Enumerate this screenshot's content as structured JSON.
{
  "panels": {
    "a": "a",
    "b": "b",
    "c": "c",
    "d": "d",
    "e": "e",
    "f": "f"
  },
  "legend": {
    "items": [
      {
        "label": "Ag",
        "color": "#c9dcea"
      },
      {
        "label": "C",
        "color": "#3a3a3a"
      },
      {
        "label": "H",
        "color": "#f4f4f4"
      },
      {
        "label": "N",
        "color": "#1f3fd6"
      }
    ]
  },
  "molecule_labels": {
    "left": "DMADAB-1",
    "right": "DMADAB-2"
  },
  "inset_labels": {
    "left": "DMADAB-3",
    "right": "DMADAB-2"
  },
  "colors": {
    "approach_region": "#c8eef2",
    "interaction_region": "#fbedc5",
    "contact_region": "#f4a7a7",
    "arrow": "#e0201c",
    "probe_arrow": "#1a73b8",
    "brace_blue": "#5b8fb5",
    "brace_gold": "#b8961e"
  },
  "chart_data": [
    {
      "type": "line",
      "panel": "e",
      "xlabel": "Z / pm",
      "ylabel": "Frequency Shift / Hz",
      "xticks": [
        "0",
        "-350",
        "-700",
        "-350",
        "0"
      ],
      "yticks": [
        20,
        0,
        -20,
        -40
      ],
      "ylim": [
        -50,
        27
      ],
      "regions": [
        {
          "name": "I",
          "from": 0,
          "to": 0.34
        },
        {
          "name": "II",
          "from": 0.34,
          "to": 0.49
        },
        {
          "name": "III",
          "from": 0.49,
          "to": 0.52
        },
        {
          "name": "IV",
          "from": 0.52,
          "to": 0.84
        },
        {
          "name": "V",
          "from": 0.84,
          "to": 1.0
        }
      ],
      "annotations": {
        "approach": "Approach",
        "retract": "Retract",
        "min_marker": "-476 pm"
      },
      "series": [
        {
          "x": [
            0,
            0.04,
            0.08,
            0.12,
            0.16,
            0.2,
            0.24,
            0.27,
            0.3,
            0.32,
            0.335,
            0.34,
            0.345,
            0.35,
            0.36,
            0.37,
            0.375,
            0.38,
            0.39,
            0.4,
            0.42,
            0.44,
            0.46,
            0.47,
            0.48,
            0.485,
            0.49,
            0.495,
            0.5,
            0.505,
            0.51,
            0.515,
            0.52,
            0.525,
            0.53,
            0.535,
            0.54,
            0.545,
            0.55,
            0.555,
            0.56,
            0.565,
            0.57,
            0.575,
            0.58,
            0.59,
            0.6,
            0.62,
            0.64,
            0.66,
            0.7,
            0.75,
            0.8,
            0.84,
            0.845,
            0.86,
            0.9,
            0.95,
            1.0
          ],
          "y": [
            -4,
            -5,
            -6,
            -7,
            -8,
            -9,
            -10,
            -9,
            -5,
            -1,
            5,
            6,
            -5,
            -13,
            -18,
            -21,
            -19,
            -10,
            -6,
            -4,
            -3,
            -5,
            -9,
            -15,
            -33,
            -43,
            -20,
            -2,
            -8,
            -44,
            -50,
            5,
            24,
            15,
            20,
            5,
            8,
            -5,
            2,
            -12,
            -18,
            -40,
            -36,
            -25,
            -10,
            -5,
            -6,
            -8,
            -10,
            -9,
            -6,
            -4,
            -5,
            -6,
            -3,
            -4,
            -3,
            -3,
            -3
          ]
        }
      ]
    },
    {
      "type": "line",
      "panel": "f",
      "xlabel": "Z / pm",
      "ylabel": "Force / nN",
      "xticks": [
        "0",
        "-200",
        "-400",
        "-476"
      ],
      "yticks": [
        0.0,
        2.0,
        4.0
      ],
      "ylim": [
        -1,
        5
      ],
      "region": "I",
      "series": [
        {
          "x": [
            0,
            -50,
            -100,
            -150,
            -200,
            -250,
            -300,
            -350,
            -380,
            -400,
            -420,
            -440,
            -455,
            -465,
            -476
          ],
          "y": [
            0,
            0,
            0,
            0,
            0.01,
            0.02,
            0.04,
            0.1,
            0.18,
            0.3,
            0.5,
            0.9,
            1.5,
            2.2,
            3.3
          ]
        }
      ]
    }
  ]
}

◆ **What the exercise asks**
Print the material above once more, exactly.

◆ **Answer to this problem**
Enumerate this screenshot's content as structured JSON.
{
  "panels": {
    "a": "a",
    "b": "b",
    "c": "c",
    "d": "d",
    "e": "e",
    "f": "f"
  },
  "legend": {
    "items": [
      {
        "label": "Ag",
        "color": "#c9dcea"
      },
      {
        "label": "C",
        "color": "#3a3a3a"
      },
      {
        "label": "H",
        "color": "#f4f4f4"
      },
      {
        "label": "N",
        "color": "#1f3fd6"
      }
    ]
  },
  "molecule_labels": {
    "left": "DMADAB-1",
    "right": "DMADAB-2"
  },
  "inset_labels": {
    "left": "DMADAB-3",
    "right": "DMADAB-2"
  },
  "colors": {
    "approach_region": "#c8eef2",
    "interaction_region": "#fbedc5",
    "contact_region": "#f4a7a7",
    "arrow": "#e0201c",
    "probe_arrow": "#1a73b8",
    "brace_blue": "#5b8fb5",
    "brace_gold": "#b8961e"
  },
  "chart_data": [
    {
      "type": "line",
      "panel": "e",
      "xlabel": "Z / pm",
      "ylabel": "Frequency Shift / Hz",
      "xticks": [
        "0",
        "-350",
        "-700",
        "-350",
        "0"
      ],
      "yticks": [
        20,
        0,
        -20,
        -40
      ],
      "ylim": [
        -50,
        27
      ],
      "regions": [
        {
          "name": "I",
          "from": 0,
          "to": 0.34
        },
        {
          "name": "II",
          "from": 0.34,
          "to": 0.49
        },
        {
          "name": "III",
          "from": 0.49,
          "to": 0.52
        },
        {
          "name": "IV",
          "from": 0.52,
          "to": 0.84
        },
        {
          "name": "V",
          "from": 0.84,
          "to": 1.0
        }
      ],
      "annotations": {
        "approach": "Approach",
        "retract": "Retract",
        "min_marker": "-476 pm"
      },
      "series": [
        {
          "x": [
            0,
            0.04,
            0.08,
            0.12,
            0.16,
            0.2,
            0.24,
            0.27,
            0.3,
            0.32,
            0.335,
            0.34,
            0.345,
            0.35,
            0.36,
            0.37,
            0.375,
            0.38,
            0.39,
            0.4,
            0.42,
            0.44,
            0.46,
            0.47,
            0.48,
            0.485,
            0.49,
            0.495,
            0.5,
            0.505,
            0.51,
            0.515,
            0.52,
            0.525,
            0.53,
            0.535,
            0.54,
            0.545,
            0.55,
            0.555,
            0.56,
            0.565,
            0.57,
            0.575,
            0.58,
            0.59,
            0.6,
            0.62,
            0.64,
            0.66,
            0.7,
            0.75,
            0.8,
            0.84,
            0.845,
            0.86,
            0.9,
            0.95,
            1.0
          ],
          "y": [
            -4,
            -5,
            -6,
            -7,
            -8,
            -9,
            -10,
            -9,
            -5,
            -1,
            5,
            6,
            -5,
            -13,
            -18,
            -21,
            -19,
            -10,
            -6,
            -4,
            -3,
            -5,
            -9,
            -15,
            -33,
            -43,
            -20,
            -2,
            -8,
            -44,
            -50,
            5,
            24,
            15,
            20,
            5,
            8,
            -5,
            2,
            -12,
            -18,
            -40,
            -36,
            -25,
            -10,
            -5,
            -6,
            -8,
            -10,
            -9,
            -6,
            -4,
            -5,
            -6,
            -3,
            -4,
            -3,
            -3,
            -3
          ]
        }
      ]
    },
    {
      "type": "line",
      "panel": "f",
      "xlabel": "Z / pm",
      "ylabel": "Force / nN",
      "xticks": [
        "0",
        "-200",
        "-400",
        "-476"
      ],
      "yticks": [
        0.0,
        2.0,
        4.0
      ],
      "ylim": [
        -1,
        5
      ],
      "region": "I",
      "series": [
        {
          "x": [
            0,
            -50,
            -100,
            -150,
            -200,
            -250,
            -300,
            -350,
            -380,
            -400,
            -420,
            -440,
            -455,
            -465,
            -476
          ],
          "y": [
            0,
            0,
            0,
            0,
            0.01,
            0.02,
            0.04,
            0.1,
            0.18,
            0.3,
            0.5,
            0.9,
            1.5,
            2.2,
            3.3
          ]
        }
      ]
    }
  ]
}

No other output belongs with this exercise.